List all lines of the data that include the string "state".

> **Provided records**:
____________________
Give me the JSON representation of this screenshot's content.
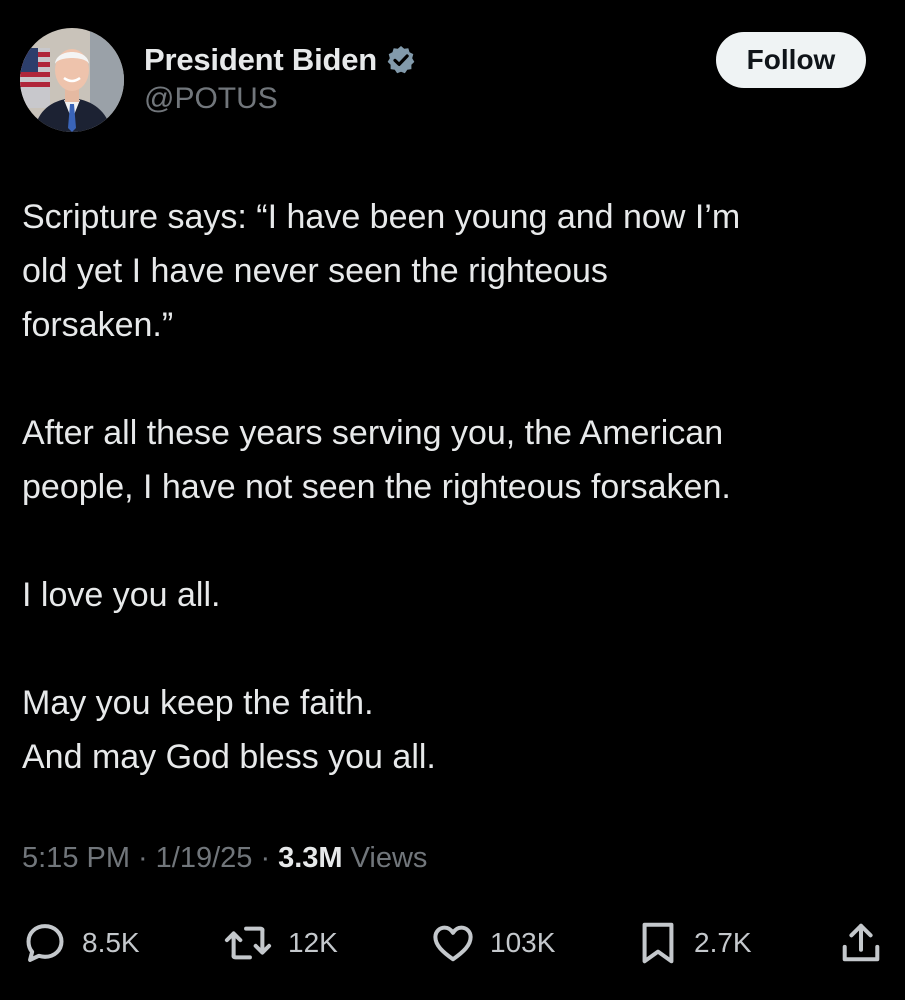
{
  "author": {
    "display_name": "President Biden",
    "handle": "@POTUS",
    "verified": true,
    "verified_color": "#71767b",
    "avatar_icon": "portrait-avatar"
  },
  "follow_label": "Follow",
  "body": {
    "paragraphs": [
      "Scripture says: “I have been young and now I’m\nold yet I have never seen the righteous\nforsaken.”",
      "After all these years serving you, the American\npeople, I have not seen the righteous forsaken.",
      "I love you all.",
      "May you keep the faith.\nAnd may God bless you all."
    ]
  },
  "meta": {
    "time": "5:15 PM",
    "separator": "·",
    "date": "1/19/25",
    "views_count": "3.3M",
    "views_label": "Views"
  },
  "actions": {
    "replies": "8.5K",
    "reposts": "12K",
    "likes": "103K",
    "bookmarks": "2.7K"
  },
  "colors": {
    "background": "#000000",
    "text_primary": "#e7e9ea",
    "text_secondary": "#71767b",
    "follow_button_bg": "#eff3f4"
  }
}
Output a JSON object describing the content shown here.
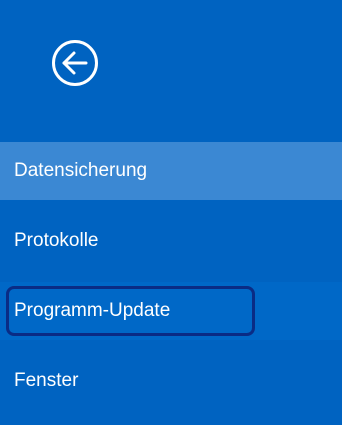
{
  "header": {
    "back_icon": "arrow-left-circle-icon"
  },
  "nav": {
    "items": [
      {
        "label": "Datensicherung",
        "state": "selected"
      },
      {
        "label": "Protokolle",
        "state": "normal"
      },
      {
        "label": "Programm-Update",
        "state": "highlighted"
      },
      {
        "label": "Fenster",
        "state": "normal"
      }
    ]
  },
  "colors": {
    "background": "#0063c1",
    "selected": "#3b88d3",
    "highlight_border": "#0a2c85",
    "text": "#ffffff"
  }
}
____________________
> **Worked answer**:
        "state": "selected"
        "state": "normal"
        "state": "highlighted"
        "state": "normal"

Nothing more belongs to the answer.